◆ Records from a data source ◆
* * * *
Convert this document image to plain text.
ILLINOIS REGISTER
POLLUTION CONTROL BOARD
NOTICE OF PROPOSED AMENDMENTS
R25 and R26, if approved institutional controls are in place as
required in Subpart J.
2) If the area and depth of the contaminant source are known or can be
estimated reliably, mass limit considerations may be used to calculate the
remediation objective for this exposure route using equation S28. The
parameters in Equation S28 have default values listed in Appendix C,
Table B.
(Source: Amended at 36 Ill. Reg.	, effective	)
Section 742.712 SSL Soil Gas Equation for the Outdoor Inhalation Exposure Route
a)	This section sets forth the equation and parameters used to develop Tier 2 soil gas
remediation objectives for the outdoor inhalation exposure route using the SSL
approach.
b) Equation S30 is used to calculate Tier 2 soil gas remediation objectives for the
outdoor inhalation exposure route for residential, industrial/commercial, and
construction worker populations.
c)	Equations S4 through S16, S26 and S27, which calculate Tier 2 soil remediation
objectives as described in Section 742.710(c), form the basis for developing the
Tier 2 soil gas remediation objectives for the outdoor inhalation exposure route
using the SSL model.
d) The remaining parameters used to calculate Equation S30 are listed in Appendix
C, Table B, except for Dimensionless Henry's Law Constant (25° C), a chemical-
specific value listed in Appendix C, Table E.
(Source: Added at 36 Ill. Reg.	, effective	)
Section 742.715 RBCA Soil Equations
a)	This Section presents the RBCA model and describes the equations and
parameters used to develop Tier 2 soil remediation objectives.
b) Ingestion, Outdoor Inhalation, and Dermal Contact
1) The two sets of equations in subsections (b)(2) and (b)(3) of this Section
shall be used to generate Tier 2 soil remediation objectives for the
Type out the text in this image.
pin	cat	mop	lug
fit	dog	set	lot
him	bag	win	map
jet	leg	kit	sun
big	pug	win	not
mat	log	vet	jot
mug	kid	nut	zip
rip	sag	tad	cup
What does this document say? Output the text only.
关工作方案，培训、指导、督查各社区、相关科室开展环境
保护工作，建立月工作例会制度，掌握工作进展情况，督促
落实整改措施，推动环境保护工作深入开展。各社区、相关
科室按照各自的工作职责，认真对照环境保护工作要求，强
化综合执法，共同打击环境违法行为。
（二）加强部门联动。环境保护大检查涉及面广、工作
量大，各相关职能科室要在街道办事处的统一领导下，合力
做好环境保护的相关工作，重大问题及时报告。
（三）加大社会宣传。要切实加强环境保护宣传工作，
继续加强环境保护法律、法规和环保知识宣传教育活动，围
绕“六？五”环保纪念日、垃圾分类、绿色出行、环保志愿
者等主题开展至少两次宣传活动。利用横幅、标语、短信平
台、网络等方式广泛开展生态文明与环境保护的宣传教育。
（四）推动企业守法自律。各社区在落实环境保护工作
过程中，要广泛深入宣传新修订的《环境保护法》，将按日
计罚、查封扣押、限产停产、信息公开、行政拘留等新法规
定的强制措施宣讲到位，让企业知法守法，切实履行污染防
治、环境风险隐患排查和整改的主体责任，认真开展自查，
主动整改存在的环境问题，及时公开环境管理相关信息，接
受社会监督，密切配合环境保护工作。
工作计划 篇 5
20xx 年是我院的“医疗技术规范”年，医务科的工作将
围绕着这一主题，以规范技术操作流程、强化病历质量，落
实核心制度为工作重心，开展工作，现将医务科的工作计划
* * * *
◆ STATED TASK ◆
Read the entries and pick out all lines that include the word "parameters".

◆ EXERCISE RESPONSE ◆
parameters in Equation S28 have default values listed in Appendix C,
a)	This section sets forth the equation and parameters used to develop Tier 2 soil gas
d) The remaining parameters used to calculate Equation S30 are listed in Appendix
parameters used to develop Tier 2 soil remediation objectives.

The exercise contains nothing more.